-- START --
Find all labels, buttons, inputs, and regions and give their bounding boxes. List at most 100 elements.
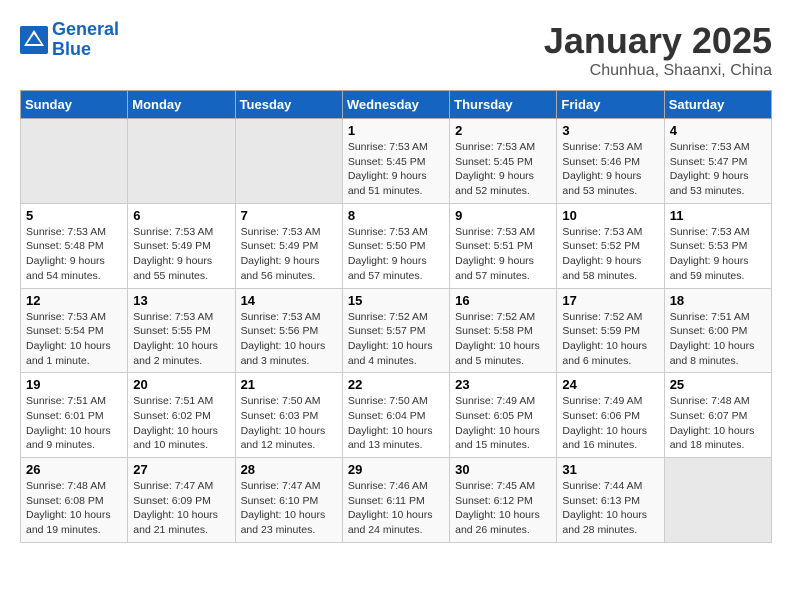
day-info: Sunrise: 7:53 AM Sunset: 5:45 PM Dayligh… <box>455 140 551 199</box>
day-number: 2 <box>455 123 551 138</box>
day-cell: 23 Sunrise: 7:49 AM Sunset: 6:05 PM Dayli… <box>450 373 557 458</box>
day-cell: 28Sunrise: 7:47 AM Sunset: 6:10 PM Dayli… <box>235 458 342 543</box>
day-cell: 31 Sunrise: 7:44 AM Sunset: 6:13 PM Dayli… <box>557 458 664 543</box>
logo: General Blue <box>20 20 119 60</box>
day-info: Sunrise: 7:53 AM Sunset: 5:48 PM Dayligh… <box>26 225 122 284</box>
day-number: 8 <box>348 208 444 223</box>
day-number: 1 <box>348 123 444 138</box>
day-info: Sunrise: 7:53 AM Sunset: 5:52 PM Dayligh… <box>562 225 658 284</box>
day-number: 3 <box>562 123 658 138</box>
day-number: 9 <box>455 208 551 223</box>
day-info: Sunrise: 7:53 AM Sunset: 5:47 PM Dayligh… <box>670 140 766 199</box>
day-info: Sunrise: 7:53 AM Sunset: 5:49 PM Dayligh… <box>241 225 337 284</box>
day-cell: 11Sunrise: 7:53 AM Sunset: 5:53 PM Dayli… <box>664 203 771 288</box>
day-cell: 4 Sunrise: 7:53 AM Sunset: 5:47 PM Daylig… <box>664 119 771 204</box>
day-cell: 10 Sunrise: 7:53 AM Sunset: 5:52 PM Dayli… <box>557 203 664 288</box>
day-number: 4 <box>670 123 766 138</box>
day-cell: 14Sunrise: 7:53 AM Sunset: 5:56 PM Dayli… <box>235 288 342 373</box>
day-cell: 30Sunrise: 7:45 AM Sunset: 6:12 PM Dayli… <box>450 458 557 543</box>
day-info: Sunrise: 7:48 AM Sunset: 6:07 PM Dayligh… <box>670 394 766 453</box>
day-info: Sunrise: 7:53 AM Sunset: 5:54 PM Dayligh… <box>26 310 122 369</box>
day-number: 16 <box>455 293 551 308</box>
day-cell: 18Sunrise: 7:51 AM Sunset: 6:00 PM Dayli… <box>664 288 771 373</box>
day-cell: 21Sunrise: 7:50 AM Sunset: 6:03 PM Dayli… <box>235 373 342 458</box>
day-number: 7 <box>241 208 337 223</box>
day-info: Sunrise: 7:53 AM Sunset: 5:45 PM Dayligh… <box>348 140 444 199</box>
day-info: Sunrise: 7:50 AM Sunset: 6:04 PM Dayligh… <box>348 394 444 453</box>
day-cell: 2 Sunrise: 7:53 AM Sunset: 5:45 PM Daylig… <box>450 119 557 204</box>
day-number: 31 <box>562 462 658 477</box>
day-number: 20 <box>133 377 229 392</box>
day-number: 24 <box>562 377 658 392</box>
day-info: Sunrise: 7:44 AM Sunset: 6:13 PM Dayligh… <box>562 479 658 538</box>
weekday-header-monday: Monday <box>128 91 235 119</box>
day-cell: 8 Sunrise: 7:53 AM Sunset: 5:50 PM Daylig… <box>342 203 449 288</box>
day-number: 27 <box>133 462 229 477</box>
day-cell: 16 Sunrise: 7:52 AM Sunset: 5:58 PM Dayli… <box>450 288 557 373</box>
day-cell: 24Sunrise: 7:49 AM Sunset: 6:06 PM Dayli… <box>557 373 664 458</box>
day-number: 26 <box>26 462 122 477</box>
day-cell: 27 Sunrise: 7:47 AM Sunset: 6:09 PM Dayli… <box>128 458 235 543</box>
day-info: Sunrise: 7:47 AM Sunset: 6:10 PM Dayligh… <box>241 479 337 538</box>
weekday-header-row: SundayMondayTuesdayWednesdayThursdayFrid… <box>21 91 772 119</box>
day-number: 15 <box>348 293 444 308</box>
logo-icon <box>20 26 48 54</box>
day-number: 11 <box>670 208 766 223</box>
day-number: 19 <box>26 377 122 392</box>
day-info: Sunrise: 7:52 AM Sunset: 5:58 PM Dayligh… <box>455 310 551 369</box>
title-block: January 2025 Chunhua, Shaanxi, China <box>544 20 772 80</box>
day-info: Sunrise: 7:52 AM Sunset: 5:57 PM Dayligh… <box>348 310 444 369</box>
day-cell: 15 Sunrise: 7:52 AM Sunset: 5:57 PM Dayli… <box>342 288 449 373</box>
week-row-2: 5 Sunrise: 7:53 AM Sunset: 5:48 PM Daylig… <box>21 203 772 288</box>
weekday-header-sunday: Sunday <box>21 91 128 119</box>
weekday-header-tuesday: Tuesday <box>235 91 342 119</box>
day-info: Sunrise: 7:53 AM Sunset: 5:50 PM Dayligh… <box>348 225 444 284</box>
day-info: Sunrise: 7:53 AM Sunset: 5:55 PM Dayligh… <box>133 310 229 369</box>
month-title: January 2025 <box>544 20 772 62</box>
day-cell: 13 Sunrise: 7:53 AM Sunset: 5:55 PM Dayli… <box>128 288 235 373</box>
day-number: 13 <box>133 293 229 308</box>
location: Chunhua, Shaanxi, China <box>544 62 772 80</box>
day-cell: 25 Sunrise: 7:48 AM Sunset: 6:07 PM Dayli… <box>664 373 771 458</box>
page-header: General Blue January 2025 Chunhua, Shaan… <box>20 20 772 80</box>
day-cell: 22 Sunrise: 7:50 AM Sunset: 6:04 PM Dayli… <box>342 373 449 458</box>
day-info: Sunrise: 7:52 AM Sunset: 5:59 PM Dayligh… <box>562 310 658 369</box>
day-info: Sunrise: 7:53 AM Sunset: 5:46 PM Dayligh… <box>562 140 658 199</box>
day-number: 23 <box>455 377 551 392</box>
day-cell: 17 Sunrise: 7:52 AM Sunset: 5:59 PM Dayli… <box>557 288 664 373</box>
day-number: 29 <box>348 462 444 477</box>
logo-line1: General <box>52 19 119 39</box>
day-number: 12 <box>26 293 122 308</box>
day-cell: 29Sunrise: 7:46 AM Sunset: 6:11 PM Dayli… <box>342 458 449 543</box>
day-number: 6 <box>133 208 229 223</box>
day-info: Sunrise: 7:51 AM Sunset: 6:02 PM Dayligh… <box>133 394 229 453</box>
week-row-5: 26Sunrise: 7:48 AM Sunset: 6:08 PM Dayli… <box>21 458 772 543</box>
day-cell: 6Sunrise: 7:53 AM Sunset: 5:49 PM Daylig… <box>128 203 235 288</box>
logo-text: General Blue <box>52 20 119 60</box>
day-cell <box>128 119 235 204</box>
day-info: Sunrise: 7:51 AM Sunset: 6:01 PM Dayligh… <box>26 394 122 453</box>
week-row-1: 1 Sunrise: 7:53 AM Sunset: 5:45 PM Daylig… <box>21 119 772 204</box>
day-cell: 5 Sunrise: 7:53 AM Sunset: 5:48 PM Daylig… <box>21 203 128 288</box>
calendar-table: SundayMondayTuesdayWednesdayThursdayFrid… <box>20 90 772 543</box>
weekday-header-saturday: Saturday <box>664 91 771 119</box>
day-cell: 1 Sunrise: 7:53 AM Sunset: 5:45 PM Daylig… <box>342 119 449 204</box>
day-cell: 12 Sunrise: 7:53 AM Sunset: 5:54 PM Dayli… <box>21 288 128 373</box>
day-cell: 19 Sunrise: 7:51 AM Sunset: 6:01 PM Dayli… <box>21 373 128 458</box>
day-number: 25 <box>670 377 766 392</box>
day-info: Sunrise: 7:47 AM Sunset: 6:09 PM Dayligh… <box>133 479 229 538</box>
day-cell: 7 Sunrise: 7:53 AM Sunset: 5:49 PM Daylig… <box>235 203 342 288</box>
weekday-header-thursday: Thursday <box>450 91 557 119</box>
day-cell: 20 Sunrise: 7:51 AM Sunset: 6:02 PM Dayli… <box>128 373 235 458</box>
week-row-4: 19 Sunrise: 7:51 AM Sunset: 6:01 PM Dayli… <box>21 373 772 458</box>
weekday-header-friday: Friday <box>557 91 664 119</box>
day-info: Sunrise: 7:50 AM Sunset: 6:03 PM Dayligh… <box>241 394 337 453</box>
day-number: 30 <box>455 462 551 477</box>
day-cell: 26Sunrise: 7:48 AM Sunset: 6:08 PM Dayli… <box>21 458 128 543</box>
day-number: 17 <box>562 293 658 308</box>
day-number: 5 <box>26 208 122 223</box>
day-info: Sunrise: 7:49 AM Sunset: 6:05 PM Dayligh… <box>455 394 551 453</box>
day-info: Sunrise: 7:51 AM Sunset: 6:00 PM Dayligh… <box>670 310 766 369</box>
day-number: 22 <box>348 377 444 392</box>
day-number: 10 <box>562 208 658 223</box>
-- END --
-- START --
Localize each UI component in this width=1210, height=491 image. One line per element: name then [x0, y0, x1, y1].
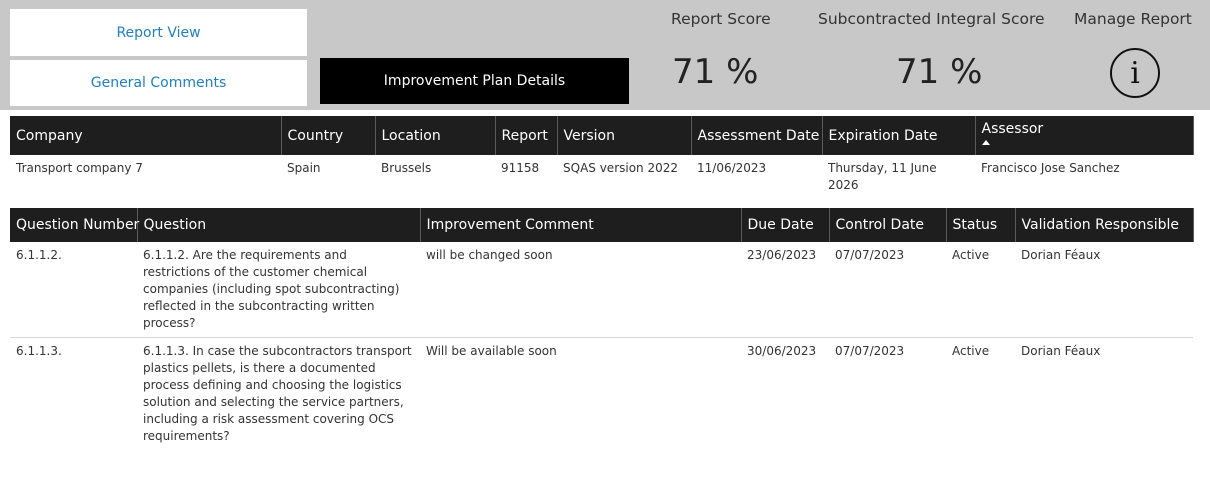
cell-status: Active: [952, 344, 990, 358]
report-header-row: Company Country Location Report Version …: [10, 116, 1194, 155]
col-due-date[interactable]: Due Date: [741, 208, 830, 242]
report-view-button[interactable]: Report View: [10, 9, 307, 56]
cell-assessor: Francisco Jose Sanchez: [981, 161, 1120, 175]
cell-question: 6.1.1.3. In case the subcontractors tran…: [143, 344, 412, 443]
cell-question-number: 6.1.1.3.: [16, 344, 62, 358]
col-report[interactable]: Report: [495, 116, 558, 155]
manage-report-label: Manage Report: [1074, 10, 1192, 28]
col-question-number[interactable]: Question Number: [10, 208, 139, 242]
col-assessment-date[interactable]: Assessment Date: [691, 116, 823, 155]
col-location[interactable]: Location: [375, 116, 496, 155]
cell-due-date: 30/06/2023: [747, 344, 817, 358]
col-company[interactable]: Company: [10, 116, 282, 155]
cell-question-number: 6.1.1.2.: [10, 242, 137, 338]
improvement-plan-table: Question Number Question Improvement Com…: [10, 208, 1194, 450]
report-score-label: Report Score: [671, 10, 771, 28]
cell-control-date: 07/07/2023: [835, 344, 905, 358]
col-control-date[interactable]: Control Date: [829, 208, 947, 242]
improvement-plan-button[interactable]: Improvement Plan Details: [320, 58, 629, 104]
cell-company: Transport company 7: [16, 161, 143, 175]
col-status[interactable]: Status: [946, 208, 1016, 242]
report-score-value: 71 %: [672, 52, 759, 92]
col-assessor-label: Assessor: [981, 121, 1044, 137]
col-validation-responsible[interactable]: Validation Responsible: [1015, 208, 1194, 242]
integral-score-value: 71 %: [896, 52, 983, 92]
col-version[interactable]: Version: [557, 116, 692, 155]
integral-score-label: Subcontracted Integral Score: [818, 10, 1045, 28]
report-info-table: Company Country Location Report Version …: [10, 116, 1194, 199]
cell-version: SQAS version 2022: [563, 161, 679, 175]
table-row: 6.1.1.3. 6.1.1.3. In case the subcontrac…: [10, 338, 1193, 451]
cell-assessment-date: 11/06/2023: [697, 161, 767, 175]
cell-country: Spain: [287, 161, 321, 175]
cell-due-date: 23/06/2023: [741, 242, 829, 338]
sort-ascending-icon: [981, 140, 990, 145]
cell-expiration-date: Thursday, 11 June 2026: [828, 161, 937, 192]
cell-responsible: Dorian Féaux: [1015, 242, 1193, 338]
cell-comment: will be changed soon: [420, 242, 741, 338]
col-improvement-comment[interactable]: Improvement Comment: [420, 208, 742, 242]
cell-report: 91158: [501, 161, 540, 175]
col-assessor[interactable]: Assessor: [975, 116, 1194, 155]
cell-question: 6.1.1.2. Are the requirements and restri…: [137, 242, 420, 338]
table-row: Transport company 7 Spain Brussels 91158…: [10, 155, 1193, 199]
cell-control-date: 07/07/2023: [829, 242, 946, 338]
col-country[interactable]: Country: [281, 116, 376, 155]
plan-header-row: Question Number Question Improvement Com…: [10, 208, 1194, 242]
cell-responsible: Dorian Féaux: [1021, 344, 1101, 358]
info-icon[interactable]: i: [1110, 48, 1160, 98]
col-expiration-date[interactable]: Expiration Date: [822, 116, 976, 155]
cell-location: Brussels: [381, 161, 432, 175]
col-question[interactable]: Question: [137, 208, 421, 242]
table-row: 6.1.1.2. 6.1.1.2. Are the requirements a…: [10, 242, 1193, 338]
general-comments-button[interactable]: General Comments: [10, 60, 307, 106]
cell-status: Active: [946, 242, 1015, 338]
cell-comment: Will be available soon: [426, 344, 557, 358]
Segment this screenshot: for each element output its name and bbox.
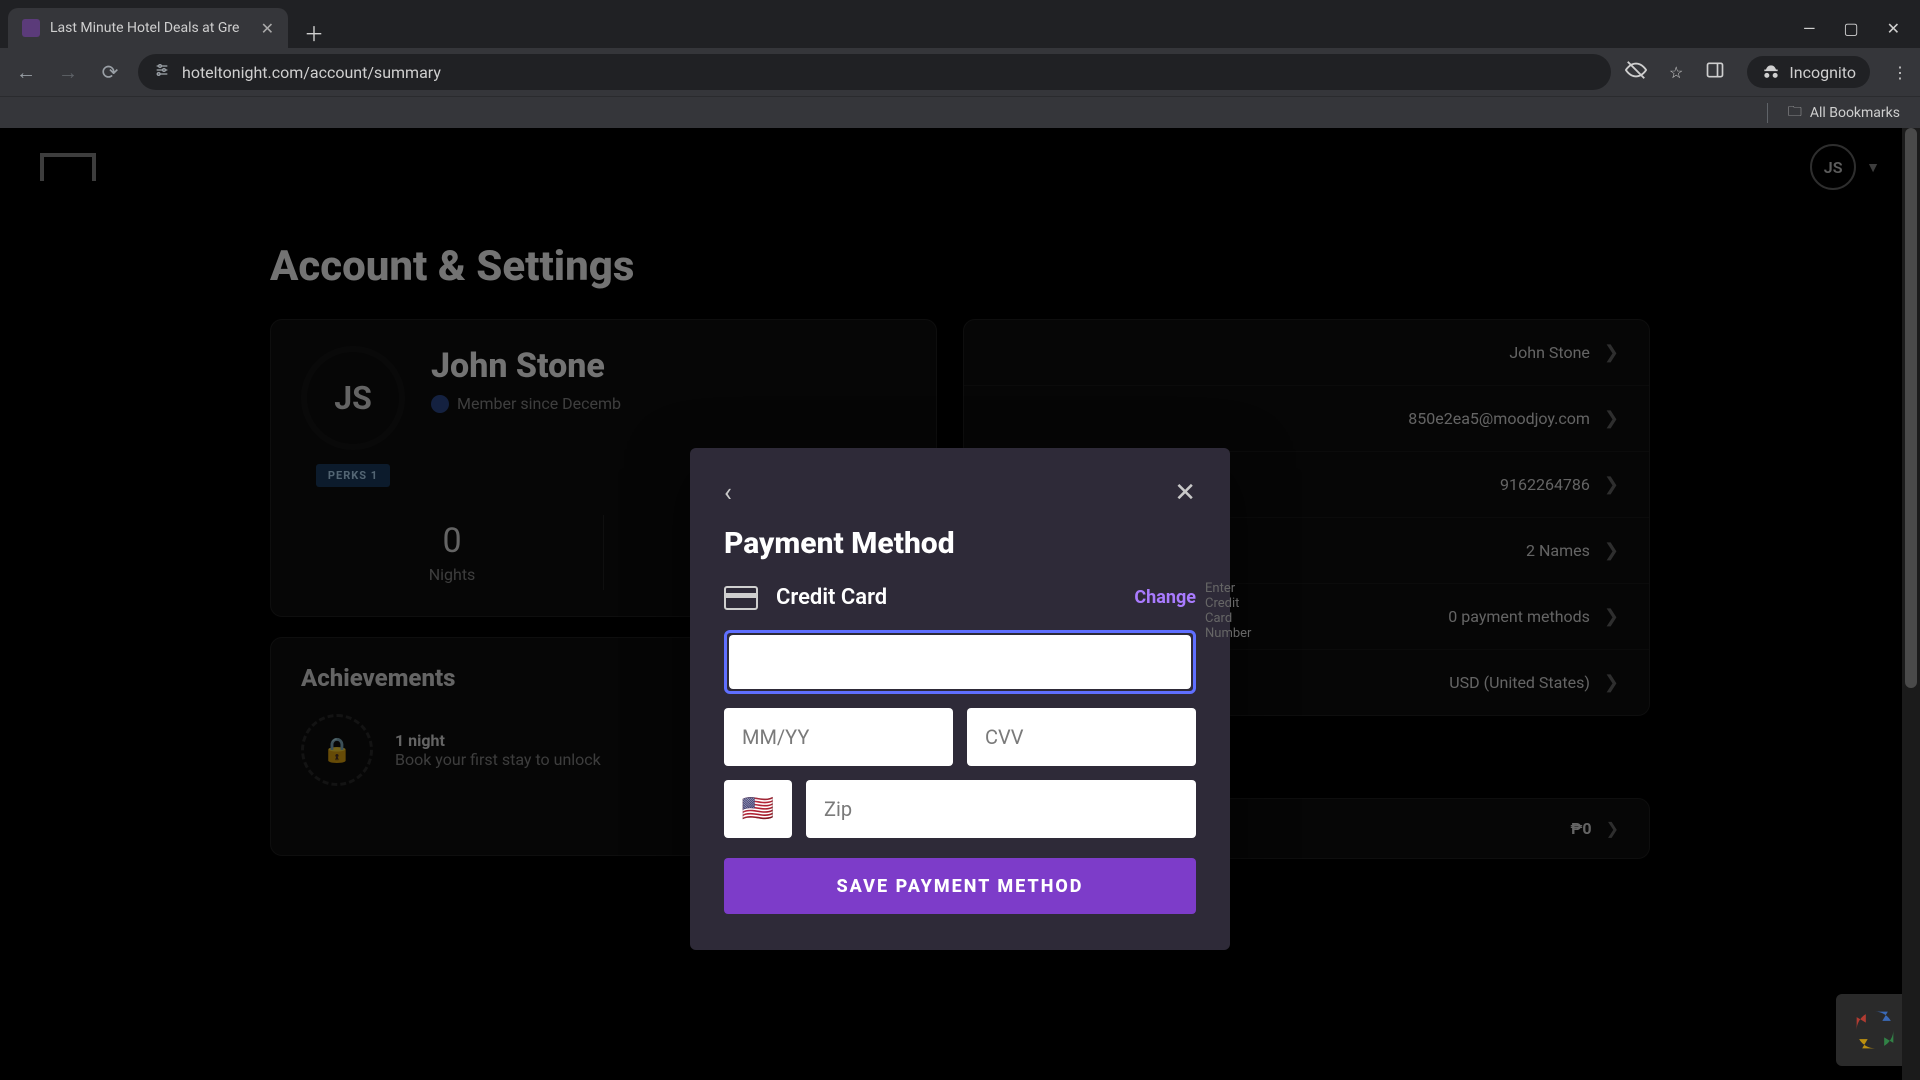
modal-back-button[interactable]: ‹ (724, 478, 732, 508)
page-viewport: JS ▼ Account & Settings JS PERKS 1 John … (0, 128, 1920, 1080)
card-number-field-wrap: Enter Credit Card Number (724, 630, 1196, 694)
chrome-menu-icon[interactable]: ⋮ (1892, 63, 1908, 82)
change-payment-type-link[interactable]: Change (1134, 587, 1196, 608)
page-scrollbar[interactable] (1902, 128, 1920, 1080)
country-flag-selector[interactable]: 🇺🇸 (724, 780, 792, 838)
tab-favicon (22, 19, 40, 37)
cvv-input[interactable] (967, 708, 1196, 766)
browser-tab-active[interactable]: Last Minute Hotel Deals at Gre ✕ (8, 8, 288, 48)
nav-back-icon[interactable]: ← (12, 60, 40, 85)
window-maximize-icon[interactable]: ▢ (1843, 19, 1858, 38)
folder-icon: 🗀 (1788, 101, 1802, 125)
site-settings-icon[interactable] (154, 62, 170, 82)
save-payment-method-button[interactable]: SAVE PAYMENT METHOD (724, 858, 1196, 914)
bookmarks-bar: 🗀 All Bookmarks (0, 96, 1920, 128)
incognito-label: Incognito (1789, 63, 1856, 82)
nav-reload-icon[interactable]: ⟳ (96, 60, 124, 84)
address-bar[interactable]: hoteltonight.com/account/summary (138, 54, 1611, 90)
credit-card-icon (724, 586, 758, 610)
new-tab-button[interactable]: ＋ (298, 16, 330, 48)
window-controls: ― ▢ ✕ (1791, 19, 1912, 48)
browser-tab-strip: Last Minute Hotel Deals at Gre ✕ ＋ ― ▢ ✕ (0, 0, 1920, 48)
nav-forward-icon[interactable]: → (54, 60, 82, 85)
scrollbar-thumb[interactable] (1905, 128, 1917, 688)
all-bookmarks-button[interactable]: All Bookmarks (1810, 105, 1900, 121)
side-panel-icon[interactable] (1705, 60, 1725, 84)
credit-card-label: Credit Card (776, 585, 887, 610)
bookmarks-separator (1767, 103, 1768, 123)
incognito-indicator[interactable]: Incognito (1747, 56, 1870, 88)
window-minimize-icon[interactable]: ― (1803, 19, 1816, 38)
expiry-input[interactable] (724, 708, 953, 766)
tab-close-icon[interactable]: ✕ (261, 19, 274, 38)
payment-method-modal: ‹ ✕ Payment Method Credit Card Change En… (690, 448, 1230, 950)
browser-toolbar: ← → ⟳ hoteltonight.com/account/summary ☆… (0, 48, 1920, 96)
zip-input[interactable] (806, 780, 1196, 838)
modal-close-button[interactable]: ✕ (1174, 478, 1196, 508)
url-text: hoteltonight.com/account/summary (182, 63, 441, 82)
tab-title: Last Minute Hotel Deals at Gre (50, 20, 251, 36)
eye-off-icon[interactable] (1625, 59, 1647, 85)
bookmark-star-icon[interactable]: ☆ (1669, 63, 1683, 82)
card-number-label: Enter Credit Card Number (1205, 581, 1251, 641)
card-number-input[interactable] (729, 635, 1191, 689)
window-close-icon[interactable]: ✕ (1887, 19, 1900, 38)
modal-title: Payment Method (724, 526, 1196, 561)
-- END --
The task
Copy the items from the line containing "cell-status: Active: [952, 344, 990, 358]" through the line containing "report-view-button[interactable]: Report View: [10, 9, 307, 56]", swapping "Due Date" for "Deadline" and changing nothing else.

Final result
cell-status: Active: [952, 344, 990, 358]
report-header-row: Company Country Location Report Version …: [10, 116, 1194, 155]
col-due-date[interactable]: Deadline: [741, 208, 830, 242]
report-view-button[interactable]: Report View: [10, 9, 307, 56]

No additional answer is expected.